• [CONSIGNE A] Traduisez en anglais cette phrase du texte sur la versification française : « Le vers le plus long de la poésie classique française est le vers de douze syllabes ou alexandrin, ainsi nommé à cause du Roman d'Alexandre, poème composé au XIIe siècle, en vers de ce genre. »
• [CONSIGNE B] Reprenez le texte sur la versification française là où il s'arrête et poursuivez-en la rédaction.

• [TEXTE FOURNI]
-- -- --

Les souffles de la nuit flottaient sur Galgala.
Souvent, l'harmonie est à la
fois imitative et figurative, c'est-à-dire qu'elle donne l'impression
de la rapidité ou de la lenteur, grâce aux rejets, aux
coupes diverses, qui allongent ou raccourcissent le vers, en même
temps qu'elle imite les sons grâce aux allitérations
ou aux assonances.
La Fontaine en donne de nombreux exemples :
... Il entassait toujours;
Il passait les nuits et les jours
A compter, calculer, supputer sans relâche.
Calculant, supputant, comptant comme à la tâche.
Le Thésauriseur et le Singe
Dans un chemin montant. sablonneux. malaisé,
Et de tous les côtés au soleil exposé,
Six forts chevaux tiraient un coche.
Femmes, moine, vieillards, tout était descendu :
L'attelage suait, soufflait, était rendu.
Le Coche et la Mouche
Victor Hugo a su donner une impression de lenteur majestueuse
et de mystère:
Les grands chars gémissants qui reviennent le soir...
Sombre comme toi, nuit; vieux comme vous, grands chênes!...
Quant à Verlaine, sa poésie "musicale " abonde en
strophes mélodieuses, où le rythme et la sonorité
semble dans une certaine perspective s'accorder aux sentiments:
Les sanglots longs
Des violons
De l'automne
Blessent mon coeur
D'une langueur
Monotone.
les
différentes mesures de vers
Les différentes mesures de vers
n'ont pas connu toujours le même succès au cours de l'histoire
de la poésie française : les vers de mesure paire (6,
8, 10, 12 syllabes) ont été à peu près
les seuls employés jusqu'aux révolutions poétiques
du XIXe siècle.
Le vers le plus long de la poésie
classique française est le vers de douze syllabes ou alexandrin,
ainsi nommé à cause du Roman d'Alexandre, poème
composé au XIIe siècle, en vers de ce genre. On
peut aussi l'appeler dodécasyllabe.
Il y a le vers de onze
syllabes (ou endécasyllable ):
Les sylves légers
s'en vont dans la nuit brune. (Banville)
Le vers de dix
syllabes (ou décasyllabe):
Tout va sous terre et rentre
dans le jeu (Valéry)
Le décasyllabe est sans doute
le vers qui a eu le rôle littéraire le plus considérable.
C'est le vers de la Chanson de Roland; c'est, avec quelques transformations,
le vers de Dante, de Pétrarque, de l'Arioste, du Tasse. d'Alfieri.
de Leopardi; celui de Camoëns; celui de Chaucer. de Spenser,
de Shakespeare, de Milton, de Pope, de Byron. de Shelley. de Tennyson;
celui de Lessing, de Goethe et de Schiller.
Le vers de neuf
syllabes (ou ennasyllabe):
Tournez, tournez, bons chevaux
de bois. (Verlaine)

-- -- --

• [DONNÉES ENREGISTRÉES]
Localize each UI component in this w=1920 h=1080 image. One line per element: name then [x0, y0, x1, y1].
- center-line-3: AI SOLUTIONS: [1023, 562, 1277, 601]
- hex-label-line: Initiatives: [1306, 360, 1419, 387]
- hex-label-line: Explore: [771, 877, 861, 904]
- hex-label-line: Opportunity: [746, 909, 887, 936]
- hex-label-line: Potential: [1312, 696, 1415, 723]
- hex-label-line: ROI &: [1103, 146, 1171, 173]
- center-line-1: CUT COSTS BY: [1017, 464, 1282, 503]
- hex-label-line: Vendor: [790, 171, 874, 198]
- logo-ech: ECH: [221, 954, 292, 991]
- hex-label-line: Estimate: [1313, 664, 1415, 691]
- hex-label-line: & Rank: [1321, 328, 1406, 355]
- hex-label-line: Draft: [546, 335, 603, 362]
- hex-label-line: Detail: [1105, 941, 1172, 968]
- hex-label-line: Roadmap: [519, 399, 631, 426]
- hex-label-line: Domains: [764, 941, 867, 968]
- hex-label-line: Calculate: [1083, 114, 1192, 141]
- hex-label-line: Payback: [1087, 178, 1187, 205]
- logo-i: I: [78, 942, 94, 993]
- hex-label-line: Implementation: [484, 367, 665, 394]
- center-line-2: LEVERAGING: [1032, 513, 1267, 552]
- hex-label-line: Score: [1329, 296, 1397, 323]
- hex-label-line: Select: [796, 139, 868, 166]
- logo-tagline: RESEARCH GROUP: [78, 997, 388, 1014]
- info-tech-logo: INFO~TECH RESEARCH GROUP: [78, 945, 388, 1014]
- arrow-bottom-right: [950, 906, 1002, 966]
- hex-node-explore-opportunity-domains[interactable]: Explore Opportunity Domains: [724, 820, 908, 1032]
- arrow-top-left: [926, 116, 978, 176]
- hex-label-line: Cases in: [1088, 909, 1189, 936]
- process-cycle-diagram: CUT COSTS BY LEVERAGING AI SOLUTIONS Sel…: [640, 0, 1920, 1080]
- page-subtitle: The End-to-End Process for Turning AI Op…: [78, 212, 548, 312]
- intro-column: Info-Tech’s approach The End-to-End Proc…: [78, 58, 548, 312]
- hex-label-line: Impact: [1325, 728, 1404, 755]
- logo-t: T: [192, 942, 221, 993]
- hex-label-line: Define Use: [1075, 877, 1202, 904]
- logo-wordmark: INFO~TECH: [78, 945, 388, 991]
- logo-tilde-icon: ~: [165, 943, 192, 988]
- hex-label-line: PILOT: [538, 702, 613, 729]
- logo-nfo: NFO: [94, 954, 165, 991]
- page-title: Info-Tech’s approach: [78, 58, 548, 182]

-- -- --

• [RÉSULTAT DE L'EXERCICE A] The longest line in classical French poetry is the twelve-syllable line, or alexandrine, so named after the Roman d'Alexandre, a poem composed in the twelfth century in lines of this kind.

• [RÉSULTAT DE L'EXERCICE B]
Le vers de huit
syllabes (ou octosyllabe):
L'amour est mort j'en suis
tremblant
J'adore de belles idoles
Les souvenirs lui ressemblant
Comme la femme de Mausole
Je reste fidèle et dolent. (Apollinaire)
Le vers de sept
syllabes (ou heptasyllabe):
Marquise, si mon visage
A quelques traits un peu vieux,
Souvenez-vous qu'a mon âge
Vous ne vaudrez guère mieux. (Corneille)
Le vers de six
syllabes (ou hexasyllabe):
L'arbre, libre volière,
Est plein d'heureuses voix;
Dans les pousses du lierre
Le chevreau fait son choix. (Hugo)
Le vers de cinq
syllabes (ou pentasyllabe):
Le soir qui s'épanche
D'en haut sur les prés
Du coteau qui penche
Descend par degrés;
Sur le vert plus sombre,
Chaque arbre à son tour
Couche sa grande ombre
À la fin du jour. (Lamartine)
Le vers de quatre
syllabes (ou tétrasyllabe)
:
Dans l'herbe noire
Les Kobolds vont.
Le vent profond
Pleure, on veut croire. (Verlaine)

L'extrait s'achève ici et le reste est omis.